▸ **TEXT SECTION**:
In [12]:
import re
import json

# --- Step 1: Preprocess Text ---
def preprocess_text(text):
    text = text.strip()
    return text

# --- Step 2: Extract Sentences ---
def extract_sentences(text):
    sentences = re.split(r'[.!?]', text)
    
    sentences = [sentence.strip() for sentence in sentences if sentence]

    print("\nExtracted Sentences:")
    print(sentences)
    
    return sentences

# --- Step 3: Extract Tasks ---
def extract_tasks(sentences):
    task_keywords = ["has to", "needs to", "should", "must", "is required to", "asked", "will"]
    extracted_tasks = [sentence for sentence in sentences if any(keyword in sentence.lower() for keyword in task_keywords)]

    print("\nExtracted Tasks:")
    print(extracted_tasks)
    
    return extracted_tasks

# --- Step 4: Extract Person Responsible & Deadline ---
def extract_details(sentence, known_names=None):    
    person = None
    deadline = None
    
    known_names = known_names or []
    
    for name in known_names:
        if name.lower() in sentence.lower():
            person = name
            break

    if not person:
        name_match = re.search(r'\b(?!The|Later|Next|By|Monday|Tuesday|Wednesday|Thursday|Friday|Saturday|Sunday)\b[A-Z][a-z]+\b', sentence)
        if name_match:
            person = name_match.group()
    
    if not person:
        if "students" in sentence.lower():
            person = "Students"
        elif "teacher" in sentence.lower():
            person = "Teacher"
        elif "she" in sentence.lower():
            person = "She"
        elif "they" in sentence.lower():
            person = "They"
        elif "he" in sentence.lower():
            person = "He"
        
    
    deadline_match = re.search(r'\bby (the end of the month|tomorrow|friday|today|next monday|\d{1,2}(st|nd|rd|th)?)\b', sentence, re.IGNORECASE)
    if deadline_match:
        deadline = deadline_match.group(1)

    return person, deadline

# --- Step 5: Categorize Tasks ---
def categorize_task(task):
    if any(word in task.lower() for word in ["buy", "pick", "shop"]):
        return "Personal Task"
    elif any(word in task.lower() for word in ["start a new assignment", "homework", "submit", "review"]):
        return "Education"
    elif any(word in task.lower() for word in ["approve", "complete", "asked", "clean"]):
        return  "Work"
    else:
        return "Other"

# --- Step 6: Process Input Text ---
def process_text(text):
    clean_text = preprocess_text(text)
    sentences = extract_sentences(clean_text)
    task_sentences = extract_tasks(sentences)

    tasks_output = []
    known_names = [] 
    
    for task in task_sentences:
        person, deadline = extract_details(task, known_names)
        
        if person not in known_names and person not in ["He", "She", "They"]:
            known_names.append(person)
        
        category = categorize_task(task)
        
        tasks_output.append({
            "task": task,
            "person": person,
            "deadline": deadline,
            "category": category
        })
    
    return tasks_output

# --- Step 7: Run the Code on Updated Text ---
text = """Rahul wakes up early every day. He goes to college in the morning and comes back at 3 pm. 
At present, Rahul is outside. He has to buy snacks for all of us. The teacher asked students to complete their homework by tomorrow.

▸ **EXTRACTED ENTRIES**:
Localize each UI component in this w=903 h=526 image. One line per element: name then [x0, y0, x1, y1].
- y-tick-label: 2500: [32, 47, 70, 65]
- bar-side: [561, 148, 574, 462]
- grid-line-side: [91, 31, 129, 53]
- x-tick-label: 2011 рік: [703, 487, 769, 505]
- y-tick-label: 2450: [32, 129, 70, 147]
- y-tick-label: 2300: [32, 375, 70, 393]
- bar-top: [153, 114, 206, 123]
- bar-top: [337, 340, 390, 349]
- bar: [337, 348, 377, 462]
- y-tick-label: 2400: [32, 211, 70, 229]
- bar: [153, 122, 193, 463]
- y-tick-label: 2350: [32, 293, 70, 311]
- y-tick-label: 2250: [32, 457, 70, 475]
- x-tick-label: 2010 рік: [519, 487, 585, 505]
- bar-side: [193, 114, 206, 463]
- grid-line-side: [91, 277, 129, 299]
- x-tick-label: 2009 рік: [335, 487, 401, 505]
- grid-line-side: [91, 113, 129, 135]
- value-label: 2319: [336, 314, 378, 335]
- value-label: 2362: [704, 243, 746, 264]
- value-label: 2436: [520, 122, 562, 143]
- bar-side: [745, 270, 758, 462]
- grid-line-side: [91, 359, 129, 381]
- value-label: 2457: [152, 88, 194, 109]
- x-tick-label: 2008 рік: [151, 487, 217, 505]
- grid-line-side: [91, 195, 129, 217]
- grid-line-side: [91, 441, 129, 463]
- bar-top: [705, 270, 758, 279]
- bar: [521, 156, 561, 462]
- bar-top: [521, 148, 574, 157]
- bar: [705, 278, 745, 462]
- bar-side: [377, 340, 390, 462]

▸ **PROBLEM 1**: Translate the sentence "Rahul wakes up early every day." from the sample input in the task-extraction code into Spanish.
▸ **PROBLEM 2**: In the task-extraction code, explain why extract_details skips its regular-expression search for a capitalized name on some sentences.
▸ **PROBLEM 3**: Reproduce the task-extraction code starting at the words "return tasks_output" and ending after the words "back at 3 pm.".

▸ **FINAL RESULT 1**: Rahul se levanta temprano todos los días.

▸ **FINAL RESULT 2**: The search runs only under the condition `if not person`. When one of the known_names appears in the sentence, the loop has already set person to that name and exited with `break`, so the search never runs.

▸ **FINAL RESULT 3**:
return tasks_output

# --- Step 7: Run the Code on Updated Text ---
text = """Rahul wakes up early every day. He goes to college in the morning and comes back at 3 pm.